### PROBLEM STATEMENT
Drop the pictures; give again exactly the lines from the one holding "Transcribe this image's" through the end of the data.

### RECORD LIST

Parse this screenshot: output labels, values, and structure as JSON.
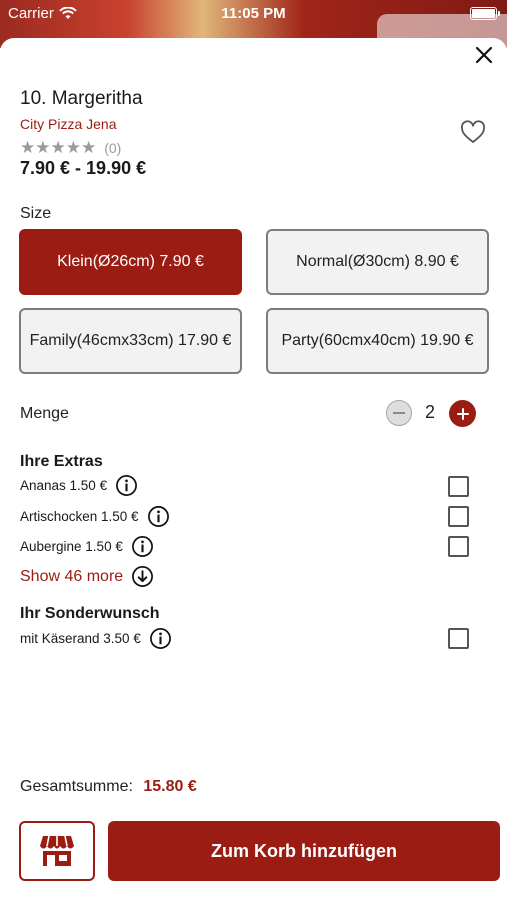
{
  "status_bar": {
    "carrier": "Carrier",
    "time": "11:05 PM"
  },
  "product": {
    "title": "10. Margeritha",
    "restaurant": "City Pizza Jena",
    "stars": "★★★★★",
    "rating_count": "(0)",
    "price_range": "7.90 € - 19.90 €"
  },
  "size": {
    "label": "Size",
    "options": [
      {
        "label": "Klein(Ø26cm) 7.90 €",
        "selected": true
      },
      {
        "label": "Normal(Ø30cm) 8.90 €",
        "selected": false
      },
      {
        "label": "Family(46cmx33cm) 17.90 €",
        "selected": false
      },
      {
        "label": "Party(60cmx40cm) 19.90 €",
        "selected": false
      }
    ]
  },
  "quantity": {
    "label": "Menge",
    "value": "2"
  },
  "extras": {
    "title": "Ihre Extras",
    "items": [
      {
        "label": "Ananas 1.50 €",
        "checked": false
      },
      {
        "label": "Artischocken 1.50 €",
        "checked": false
      },
      {
        "label": "Aubergine 1.50 €",
        "checked": false
      }
    ],
    "show_more": "Show 46 more"
  },
  "special": {
    "title": "Ihr Sonderwunsch",
    "items": [
      {
        "label": "mit Käserand 3.50 €",
        "checked": false
      }
    ]
  },
  "total": {
    "label": "Gesamtsumme:",
    "amount": "15.80 €"
  },
  "actions": {
    "add_to_cart": "Zum Korb hinzufügen"
  },
  "colors": {
    "accent": "#9b1c13",
    "border": "#7d7d7d",
    "button_bg": "#f2f2f2"
  }
}
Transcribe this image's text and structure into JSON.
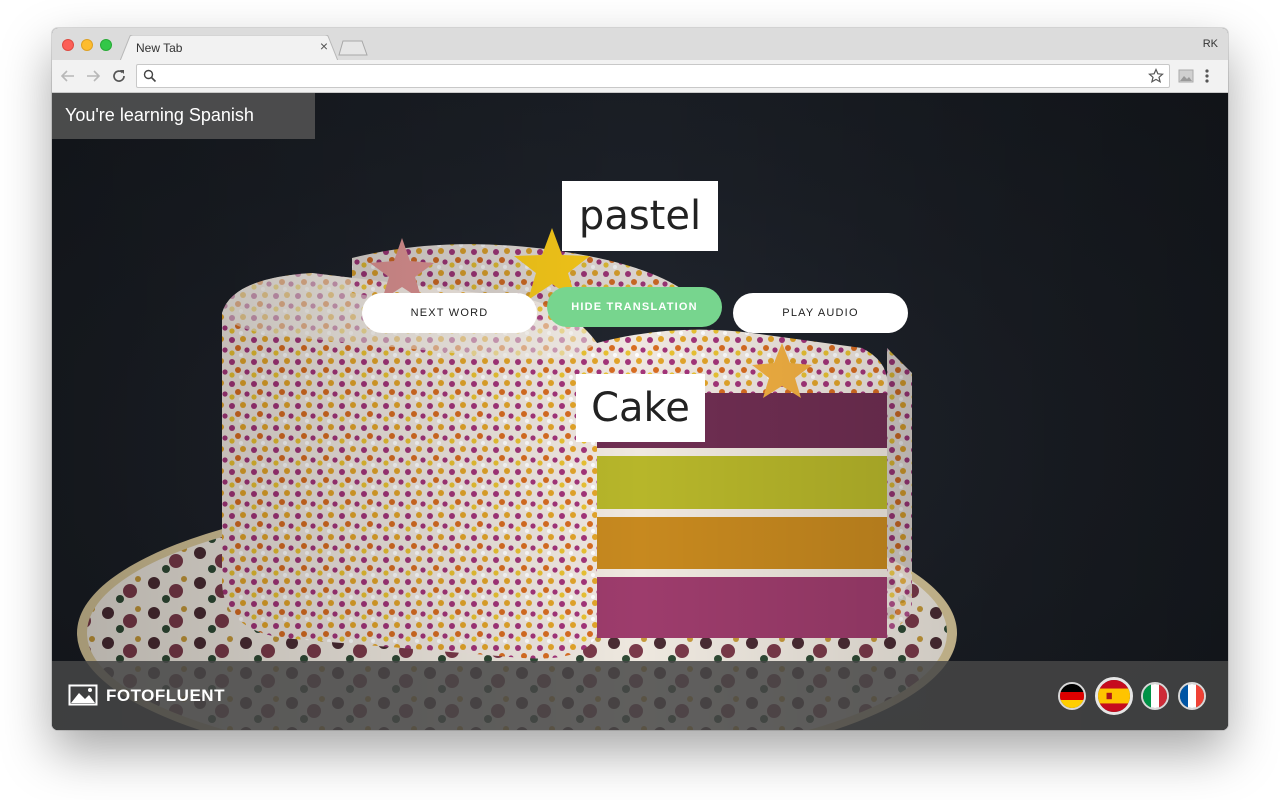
{
  "browser": {
    "tab_title": "New Tab",
    "tab_close": "×",
    "profile_initials": "RK",
    "omnibox_value": ""
  },
  "app": {
    "learning_label": "You're learning Spanish",
    "foreign_word": "pastel",
    "translation": "Cake",
    "buttons": {
      "next_word": "NEXT WORD",
      "hide_translation": "HIDE TRANSLATION",
      "play_audio": "PLAY AUDIO"
    },
    "brand": "FOTOFLUENT",
    "accent_color": "#77d58e",
    "languages": [
      {
        "code": "de",
        "icon": "german-flag-icon",
        "selected": false
      },
      {
        "code": "es",
        "icon": "spanish-flag-icon",
        "selected": true
      },
      {
        "code": "it",
        "icon": "italian-flag-icon",
        "selected": false
      },
      {
        "code": "fr",
        "icon": "french-flag-icon",
        "selected": false
      }
    ]
  }
}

######

### SOLVED PROBLEM
Transcribe this image's text and structure into JSON.
{
  "browser": {
    "tab_title": "New Tab",
    "tab_close": "×",
    "profile_initials": "RK",
    "omnibox_value": ""
  },
  "app": {
    "learning_label": "You're learning Spanish",
    "foreign_word": "pastel",
    "translation": "Cake",
    "buttons": {
      "next_word": "NEXT WORD",
      "hide_translation": "HIDE TRANSLATION",
      "play_audio": "PLAY AUDIO"
    },
    "brand": "FOTOFLUENT",
    "accent_color": "#77d58e",
    "languages": [
      {
        "code": "de",
        "icon": "german-flag-icon",
        "selected": false
      },
      {
        "code": "es",
        "icon": "spanish-flag-icon",
        "selected": true
      },
      {
        "code": "it",
        "icon": "italian-flag-icon",
        "selected": false
      },
      {
        "code": "fr",
        "icon": "french-flag-icon",
        "selected": false
      }
    ]
  }
}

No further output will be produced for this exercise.